═══ Records supplied ═══
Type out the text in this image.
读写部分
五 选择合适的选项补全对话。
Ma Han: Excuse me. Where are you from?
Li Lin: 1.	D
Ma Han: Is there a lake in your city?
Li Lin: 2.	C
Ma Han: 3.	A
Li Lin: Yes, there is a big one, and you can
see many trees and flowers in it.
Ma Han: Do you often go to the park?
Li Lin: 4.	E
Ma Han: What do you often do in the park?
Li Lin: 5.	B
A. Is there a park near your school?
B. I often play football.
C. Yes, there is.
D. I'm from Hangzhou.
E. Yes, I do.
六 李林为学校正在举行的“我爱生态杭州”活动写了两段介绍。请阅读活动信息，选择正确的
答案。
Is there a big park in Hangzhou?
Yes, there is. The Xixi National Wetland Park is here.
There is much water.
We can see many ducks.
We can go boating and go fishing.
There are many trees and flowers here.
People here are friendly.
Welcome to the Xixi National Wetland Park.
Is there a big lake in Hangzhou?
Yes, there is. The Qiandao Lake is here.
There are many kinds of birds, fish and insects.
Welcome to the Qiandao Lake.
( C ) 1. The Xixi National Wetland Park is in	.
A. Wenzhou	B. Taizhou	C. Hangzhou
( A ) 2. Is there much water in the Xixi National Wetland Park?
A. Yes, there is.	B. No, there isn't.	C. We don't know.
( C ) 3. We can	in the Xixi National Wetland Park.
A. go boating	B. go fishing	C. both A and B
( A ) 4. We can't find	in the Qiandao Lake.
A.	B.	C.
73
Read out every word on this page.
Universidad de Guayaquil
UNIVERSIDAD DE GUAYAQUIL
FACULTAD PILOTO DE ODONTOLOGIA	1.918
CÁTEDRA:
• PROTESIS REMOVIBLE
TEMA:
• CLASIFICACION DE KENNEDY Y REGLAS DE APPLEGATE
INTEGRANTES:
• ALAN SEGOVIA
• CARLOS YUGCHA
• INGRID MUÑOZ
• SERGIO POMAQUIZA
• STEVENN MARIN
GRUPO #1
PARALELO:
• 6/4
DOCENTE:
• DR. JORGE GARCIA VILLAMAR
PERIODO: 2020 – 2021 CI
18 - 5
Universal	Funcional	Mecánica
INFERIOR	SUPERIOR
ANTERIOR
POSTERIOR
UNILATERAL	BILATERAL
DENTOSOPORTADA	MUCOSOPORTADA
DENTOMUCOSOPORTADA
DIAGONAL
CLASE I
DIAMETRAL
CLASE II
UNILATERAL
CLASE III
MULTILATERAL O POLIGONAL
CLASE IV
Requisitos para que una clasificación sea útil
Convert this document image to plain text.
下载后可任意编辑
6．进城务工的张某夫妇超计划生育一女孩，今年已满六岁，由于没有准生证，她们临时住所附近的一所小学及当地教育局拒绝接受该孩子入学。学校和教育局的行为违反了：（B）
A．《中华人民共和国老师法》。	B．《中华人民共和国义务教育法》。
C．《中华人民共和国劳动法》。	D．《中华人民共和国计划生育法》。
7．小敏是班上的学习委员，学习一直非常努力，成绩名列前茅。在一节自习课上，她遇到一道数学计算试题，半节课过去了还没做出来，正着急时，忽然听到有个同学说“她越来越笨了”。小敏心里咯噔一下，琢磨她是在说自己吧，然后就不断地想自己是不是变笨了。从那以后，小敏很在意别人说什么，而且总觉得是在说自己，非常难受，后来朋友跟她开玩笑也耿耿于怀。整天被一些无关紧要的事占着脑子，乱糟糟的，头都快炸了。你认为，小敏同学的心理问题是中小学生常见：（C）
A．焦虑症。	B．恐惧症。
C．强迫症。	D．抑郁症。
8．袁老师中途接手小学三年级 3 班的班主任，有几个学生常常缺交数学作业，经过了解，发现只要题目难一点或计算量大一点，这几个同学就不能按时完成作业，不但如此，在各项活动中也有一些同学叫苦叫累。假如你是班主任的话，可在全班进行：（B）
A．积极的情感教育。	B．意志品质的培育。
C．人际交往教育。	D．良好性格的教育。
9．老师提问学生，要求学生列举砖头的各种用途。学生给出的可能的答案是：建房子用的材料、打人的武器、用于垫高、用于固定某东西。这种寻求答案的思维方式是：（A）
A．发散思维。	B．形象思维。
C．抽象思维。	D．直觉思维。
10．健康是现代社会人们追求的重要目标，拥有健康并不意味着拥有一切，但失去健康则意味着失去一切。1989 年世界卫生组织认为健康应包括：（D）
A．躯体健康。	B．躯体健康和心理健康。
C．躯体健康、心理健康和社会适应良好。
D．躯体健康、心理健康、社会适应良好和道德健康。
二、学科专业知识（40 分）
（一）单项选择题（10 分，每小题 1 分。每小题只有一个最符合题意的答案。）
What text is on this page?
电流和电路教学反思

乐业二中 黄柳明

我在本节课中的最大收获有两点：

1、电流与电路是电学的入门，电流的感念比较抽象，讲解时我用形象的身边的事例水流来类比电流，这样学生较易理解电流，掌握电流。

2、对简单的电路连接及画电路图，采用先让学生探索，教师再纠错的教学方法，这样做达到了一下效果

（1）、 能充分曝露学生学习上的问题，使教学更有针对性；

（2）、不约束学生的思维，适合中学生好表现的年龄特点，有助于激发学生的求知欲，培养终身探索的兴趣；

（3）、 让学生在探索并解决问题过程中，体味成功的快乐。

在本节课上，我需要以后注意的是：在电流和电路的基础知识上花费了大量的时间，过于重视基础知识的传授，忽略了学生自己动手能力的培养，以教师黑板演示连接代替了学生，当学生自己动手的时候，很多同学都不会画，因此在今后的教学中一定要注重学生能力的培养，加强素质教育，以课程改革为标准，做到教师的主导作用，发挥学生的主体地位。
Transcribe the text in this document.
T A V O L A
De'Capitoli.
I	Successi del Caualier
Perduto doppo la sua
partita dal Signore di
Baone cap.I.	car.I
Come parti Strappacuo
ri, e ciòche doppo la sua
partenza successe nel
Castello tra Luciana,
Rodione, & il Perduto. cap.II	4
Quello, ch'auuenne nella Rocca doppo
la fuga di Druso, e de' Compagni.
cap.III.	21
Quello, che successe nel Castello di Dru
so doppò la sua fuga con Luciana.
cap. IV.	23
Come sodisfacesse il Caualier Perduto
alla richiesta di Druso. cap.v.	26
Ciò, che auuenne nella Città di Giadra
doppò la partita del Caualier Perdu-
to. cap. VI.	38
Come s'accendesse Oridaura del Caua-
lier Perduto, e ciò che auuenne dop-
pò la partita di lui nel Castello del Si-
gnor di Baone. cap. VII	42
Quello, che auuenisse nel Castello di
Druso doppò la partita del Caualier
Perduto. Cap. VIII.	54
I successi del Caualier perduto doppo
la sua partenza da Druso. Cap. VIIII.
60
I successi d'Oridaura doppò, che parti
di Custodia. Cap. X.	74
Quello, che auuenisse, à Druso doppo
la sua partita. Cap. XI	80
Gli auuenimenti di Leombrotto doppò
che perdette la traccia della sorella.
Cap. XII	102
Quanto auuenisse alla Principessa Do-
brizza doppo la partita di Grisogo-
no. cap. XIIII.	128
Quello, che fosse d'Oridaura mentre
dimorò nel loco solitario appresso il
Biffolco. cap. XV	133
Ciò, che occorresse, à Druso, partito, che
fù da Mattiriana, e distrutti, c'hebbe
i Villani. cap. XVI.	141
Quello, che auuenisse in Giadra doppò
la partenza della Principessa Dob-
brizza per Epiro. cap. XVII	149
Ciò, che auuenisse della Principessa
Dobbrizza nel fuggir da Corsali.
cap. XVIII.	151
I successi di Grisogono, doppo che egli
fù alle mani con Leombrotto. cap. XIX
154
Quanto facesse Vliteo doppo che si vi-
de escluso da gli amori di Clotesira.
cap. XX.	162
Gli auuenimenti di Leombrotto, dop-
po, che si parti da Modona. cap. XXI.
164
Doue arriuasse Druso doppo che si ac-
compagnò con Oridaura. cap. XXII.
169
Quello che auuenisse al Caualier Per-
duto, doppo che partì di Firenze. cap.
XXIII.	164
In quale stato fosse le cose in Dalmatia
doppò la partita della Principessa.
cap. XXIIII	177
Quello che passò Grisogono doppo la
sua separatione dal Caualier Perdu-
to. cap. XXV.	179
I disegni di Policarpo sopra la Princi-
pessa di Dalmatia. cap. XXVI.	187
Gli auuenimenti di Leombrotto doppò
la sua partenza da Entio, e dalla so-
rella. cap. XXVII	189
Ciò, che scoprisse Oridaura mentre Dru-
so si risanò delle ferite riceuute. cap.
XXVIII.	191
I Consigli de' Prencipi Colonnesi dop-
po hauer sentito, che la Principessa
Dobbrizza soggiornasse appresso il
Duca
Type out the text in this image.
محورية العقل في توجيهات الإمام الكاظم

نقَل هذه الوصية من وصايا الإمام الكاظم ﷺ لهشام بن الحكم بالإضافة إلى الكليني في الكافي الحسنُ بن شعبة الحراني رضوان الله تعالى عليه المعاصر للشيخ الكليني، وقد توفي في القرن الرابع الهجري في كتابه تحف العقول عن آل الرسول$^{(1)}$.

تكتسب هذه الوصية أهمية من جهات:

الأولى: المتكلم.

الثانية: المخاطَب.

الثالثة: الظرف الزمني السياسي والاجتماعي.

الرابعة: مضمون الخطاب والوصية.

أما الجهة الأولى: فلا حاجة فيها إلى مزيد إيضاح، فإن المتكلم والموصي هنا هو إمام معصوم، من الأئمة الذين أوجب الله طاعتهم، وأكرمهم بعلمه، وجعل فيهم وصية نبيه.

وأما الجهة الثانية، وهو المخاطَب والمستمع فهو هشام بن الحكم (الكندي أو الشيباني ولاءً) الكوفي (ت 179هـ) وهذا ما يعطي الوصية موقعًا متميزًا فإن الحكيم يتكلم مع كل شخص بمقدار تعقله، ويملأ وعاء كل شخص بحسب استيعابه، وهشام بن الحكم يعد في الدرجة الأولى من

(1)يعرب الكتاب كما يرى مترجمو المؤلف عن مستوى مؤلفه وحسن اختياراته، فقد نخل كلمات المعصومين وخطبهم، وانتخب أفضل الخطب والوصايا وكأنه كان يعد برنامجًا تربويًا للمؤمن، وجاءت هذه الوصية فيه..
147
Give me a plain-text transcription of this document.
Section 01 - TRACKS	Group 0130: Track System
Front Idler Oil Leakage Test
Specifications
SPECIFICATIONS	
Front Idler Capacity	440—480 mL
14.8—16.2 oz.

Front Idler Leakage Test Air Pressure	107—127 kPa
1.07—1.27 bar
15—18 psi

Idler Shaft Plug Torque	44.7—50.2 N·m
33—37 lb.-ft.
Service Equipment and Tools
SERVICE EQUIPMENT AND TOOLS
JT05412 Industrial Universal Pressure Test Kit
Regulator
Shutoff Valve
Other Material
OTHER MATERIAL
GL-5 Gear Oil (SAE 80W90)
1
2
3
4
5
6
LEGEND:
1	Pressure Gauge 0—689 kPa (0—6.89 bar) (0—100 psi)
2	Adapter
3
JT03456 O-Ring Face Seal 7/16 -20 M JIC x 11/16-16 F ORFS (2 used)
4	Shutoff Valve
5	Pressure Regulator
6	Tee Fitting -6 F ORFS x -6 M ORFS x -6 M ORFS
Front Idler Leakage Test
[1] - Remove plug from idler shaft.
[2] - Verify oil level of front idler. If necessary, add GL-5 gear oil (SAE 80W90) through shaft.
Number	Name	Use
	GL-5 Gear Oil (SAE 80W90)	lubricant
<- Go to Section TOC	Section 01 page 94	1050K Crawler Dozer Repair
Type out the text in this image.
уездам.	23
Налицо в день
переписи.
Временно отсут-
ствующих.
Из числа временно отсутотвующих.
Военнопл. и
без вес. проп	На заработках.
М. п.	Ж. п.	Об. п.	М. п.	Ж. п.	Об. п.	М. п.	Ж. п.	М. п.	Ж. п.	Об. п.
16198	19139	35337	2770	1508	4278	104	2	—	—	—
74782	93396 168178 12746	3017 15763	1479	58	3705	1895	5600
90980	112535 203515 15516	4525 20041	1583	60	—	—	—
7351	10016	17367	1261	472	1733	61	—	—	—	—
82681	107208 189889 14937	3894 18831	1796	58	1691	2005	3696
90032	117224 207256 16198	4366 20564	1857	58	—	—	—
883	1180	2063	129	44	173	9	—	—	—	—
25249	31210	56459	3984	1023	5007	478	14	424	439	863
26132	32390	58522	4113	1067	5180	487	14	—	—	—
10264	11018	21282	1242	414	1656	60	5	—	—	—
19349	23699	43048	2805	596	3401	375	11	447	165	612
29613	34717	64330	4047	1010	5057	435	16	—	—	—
═══
*Set task*
Report how many lines in this data include the string "Baone", and nothing else.

*Written answer*
2